_Problem requirements_
Present each line of the entries below that holds the word "grms".

Collection entries:

* Start *

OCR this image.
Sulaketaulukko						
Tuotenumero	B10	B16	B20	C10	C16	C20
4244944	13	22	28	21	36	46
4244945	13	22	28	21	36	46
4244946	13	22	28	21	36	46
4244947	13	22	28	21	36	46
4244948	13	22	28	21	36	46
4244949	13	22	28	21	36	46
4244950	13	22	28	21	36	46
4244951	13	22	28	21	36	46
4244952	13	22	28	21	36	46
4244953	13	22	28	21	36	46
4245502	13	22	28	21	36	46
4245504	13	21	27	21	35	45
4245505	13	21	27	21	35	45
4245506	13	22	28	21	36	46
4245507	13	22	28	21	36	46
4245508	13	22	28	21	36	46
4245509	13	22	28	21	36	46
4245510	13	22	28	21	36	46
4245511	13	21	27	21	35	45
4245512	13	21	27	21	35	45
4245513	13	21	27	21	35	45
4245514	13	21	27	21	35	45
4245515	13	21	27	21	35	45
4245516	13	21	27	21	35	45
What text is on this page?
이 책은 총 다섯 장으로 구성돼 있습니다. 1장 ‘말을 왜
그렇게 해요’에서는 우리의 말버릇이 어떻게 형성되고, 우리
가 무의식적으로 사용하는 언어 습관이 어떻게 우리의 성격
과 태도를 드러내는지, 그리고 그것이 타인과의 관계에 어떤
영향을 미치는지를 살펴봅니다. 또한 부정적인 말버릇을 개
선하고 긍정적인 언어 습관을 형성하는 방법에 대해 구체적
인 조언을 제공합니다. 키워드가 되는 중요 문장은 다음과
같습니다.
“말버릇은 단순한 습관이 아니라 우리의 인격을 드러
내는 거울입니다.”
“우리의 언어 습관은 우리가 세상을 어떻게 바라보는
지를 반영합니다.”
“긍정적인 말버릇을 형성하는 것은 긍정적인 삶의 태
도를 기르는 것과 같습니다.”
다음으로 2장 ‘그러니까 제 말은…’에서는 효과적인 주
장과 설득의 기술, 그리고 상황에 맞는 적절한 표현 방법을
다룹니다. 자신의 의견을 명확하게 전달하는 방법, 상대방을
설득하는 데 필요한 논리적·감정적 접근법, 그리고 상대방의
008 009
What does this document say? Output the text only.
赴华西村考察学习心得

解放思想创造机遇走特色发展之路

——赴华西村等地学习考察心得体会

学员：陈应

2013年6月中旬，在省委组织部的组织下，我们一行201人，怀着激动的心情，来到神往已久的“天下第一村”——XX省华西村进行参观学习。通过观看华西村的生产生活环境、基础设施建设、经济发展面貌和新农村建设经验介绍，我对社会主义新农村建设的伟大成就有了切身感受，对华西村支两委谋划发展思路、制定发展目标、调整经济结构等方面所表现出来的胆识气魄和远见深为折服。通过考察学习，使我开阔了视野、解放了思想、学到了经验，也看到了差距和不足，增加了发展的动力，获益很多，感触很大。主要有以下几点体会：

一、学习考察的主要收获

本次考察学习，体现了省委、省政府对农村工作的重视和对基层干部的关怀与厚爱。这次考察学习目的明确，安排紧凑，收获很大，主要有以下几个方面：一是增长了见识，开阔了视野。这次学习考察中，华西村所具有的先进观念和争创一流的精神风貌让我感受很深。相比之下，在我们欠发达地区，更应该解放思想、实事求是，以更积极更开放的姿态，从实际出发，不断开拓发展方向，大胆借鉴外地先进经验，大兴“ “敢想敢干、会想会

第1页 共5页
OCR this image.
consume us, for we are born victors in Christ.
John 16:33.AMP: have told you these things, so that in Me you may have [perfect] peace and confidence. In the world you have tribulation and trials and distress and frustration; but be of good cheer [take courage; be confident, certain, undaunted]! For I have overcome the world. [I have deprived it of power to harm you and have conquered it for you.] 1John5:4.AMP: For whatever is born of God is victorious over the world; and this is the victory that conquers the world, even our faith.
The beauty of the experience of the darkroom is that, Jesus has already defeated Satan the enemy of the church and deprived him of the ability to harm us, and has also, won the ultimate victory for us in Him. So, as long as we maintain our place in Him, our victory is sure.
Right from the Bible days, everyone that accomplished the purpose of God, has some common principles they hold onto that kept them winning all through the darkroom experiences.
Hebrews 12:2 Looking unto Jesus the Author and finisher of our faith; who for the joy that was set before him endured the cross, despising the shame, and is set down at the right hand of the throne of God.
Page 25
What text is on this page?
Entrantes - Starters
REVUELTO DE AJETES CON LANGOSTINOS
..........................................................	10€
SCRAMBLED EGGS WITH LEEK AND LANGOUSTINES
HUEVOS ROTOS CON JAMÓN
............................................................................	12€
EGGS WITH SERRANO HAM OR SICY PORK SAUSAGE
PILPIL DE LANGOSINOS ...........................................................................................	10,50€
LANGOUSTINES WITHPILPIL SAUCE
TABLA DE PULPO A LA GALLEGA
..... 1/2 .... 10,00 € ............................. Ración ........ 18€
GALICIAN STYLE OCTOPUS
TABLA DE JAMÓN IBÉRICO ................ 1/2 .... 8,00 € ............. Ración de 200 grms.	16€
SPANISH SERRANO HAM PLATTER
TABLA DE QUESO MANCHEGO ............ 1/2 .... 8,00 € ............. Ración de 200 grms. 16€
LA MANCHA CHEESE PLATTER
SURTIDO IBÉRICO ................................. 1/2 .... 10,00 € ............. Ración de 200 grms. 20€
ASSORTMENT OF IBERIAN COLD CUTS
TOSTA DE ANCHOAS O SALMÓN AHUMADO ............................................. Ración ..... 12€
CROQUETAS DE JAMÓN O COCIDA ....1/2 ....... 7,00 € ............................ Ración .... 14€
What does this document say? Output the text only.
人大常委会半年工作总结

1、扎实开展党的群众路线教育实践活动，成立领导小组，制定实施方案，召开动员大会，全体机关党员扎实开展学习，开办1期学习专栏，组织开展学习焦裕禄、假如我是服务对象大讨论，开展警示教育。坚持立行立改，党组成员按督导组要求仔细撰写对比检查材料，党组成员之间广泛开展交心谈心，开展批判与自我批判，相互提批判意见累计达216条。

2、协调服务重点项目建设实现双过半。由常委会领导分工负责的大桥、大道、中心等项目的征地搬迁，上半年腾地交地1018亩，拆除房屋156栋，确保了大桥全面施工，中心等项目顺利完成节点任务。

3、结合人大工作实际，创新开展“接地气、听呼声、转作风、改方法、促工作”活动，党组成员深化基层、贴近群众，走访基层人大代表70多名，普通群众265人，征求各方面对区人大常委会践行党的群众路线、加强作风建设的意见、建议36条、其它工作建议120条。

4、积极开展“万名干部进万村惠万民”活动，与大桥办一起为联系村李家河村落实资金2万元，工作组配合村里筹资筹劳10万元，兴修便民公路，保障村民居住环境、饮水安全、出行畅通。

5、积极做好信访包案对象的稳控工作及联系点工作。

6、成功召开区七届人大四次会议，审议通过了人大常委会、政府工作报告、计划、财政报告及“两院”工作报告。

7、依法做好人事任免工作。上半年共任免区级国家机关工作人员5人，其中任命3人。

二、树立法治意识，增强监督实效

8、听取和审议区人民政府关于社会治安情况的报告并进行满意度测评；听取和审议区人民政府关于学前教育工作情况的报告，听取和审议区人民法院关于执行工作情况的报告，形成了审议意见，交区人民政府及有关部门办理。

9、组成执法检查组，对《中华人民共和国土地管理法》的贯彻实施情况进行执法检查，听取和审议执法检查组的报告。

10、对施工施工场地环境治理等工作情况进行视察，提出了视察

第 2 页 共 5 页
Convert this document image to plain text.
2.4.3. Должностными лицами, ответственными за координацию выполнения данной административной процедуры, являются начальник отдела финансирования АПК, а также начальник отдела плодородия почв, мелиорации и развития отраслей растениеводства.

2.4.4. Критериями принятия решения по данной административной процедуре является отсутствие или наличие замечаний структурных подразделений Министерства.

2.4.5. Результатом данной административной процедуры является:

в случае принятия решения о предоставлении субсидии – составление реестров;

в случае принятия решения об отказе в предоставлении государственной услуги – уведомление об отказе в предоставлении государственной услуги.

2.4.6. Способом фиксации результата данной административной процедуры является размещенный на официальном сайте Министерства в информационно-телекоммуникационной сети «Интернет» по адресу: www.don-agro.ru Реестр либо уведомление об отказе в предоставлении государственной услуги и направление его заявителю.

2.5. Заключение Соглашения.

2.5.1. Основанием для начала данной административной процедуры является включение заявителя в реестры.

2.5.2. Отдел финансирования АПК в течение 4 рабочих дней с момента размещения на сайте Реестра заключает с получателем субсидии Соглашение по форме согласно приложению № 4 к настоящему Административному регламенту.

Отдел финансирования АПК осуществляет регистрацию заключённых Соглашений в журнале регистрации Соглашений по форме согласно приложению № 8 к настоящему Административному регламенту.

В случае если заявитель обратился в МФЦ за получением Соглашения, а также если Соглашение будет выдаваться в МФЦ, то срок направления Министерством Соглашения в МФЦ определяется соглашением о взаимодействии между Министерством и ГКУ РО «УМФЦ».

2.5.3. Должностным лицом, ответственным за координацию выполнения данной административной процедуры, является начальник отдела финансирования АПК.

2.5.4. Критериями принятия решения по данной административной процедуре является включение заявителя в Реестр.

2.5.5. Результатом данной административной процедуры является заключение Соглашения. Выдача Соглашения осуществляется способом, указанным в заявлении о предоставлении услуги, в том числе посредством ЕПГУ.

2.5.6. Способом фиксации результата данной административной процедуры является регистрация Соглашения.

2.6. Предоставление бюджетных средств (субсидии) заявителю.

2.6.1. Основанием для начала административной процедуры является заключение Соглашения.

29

* End *

_Completed task_
TABLA DE JAMÓN IBÉRICO ................ 1/2 .... 8,00 € ............. Ración de 200 grms.	16€
TABLA DE QUESO MANCHEGO ............ 1/2 .... 8,00 € ............. Ración de 200 grms. 16€
SURTIDO IBÉRICO ................................. 1/2 .... 10,00 € ............. Ración de 200 grms. 20€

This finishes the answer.